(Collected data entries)
:::
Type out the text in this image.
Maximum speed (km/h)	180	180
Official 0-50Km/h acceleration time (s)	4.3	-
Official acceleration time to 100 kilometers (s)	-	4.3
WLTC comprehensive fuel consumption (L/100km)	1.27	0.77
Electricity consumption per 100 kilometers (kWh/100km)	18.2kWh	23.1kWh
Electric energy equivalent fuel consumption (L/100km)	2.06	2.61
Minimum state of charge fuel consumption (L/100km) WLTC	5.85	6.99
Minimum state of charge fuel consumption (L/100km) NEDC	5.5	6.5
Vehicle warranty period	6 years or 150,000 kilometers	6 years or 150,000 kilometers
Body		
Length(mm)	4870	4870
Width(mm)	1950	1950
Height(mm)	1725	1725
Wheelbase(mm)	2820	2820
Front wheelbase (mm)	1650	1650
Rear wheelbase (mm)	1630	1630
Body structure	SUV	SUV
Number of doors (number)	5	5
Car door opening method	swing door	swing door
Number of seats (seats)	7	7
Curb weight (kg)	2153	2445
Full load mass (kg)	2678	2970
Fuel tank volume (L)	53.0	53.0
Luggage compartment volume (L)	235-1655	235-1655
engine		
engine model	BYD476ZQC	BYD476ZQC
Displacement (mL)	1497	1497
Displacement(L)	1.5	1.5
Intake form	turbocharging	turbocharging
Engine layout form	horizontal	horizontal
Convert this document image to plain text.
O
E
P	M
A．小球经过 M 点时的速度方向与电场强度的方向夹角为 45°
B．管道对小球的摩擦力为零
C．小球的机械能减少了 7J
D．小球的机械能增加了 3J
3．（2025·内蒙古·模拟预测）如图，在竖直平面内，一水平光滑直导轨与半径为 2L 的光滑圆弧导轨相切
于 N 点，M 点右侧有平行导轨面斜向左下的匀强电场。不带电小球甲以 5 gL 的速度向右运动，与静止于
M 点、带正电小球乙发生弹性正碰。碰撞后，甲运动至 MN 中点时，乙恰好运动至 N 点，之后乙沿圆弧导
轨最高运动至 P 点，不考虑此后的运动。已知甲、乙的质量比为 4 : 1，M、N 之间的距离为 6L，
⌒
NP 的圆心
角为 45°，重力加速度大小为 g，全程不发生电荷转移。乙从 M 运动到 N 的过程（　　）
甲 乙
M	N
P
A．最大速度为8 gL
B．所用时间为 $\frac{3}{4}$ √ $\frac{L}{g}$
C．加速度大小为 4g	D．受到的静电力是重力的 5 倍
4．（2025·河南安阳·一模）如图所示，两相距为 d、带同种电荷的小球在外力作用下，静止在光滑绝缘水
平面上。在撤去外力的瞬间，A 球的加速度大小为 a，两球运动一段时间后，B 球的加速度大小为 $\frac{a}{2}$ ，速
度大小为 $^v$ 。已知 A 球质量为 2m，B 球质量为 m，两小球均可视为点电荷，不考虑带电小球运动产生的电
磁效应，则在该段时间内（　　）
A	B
:::
Set down nothing but the lines from the one with "Convert this document image to plain text." through the end of the records, keeping each line exactly as written and including both ends.

Convert this document image to plain text.
O
E
P	M
A．小球经过 M 点时的速度方向与电场强度的方向夹角为 45°
B．管道对小球的摩擦力为零
C．小球的机械能减少了 7J
D．小球的机械能增加了 3J
3．（2025·内蒙古·模拟预测）如图，在竖直平面内，一水平光滑直导轨与半径为 2L 的光滑圆弧导轨相切
于 N 点，M 点右侧有平行导轨面斜向左下的匀强电场。不带电小球甲以 5 gL 的速度向右运动，与静止于
M 点、带正电小球乙发生弹性正碰。碰撞后，甲运动至 MN 中点时，乙恰好运动至 N 点，之后乙沿圆弧导
轨最高运动至 P 点，不考虑此后的运动。已知甲、乙的质量比为 4 : 1，M、N 之间的距离为 6L，
⌒
NP 的圆心
角为 45°，重力加速度大小为 g，全程不发生电荷转移。乙从 M 运动到 N 的过程（　　）
甲 乙
M	N
P
A．最大速度为8 gL
B．所用时间为 $\frac{3}{4}$ √ $\frac{L}{g}$
C．加速度大小为 4g	D．受到的静电力是重力的 5 倍
4．（2025·河南安阳·一模）如图所示，两相距为 d、带同种电荷的小球在外力作用下，静止在光滑绝缘水
平面上。在撤去外力的瞬间，A 球的加速度大小为 a，两球运动一段时间后，B 球的加速度大小为 $\frac{a}{2}$ ，速
度大小为 $^v$ 。已知 A 球质量为 2m，B 球质量为 m，两小球均可视为点电荷，不考虑带电小球运动产生的电
磁效应，则在该段时间内（　　）
A	B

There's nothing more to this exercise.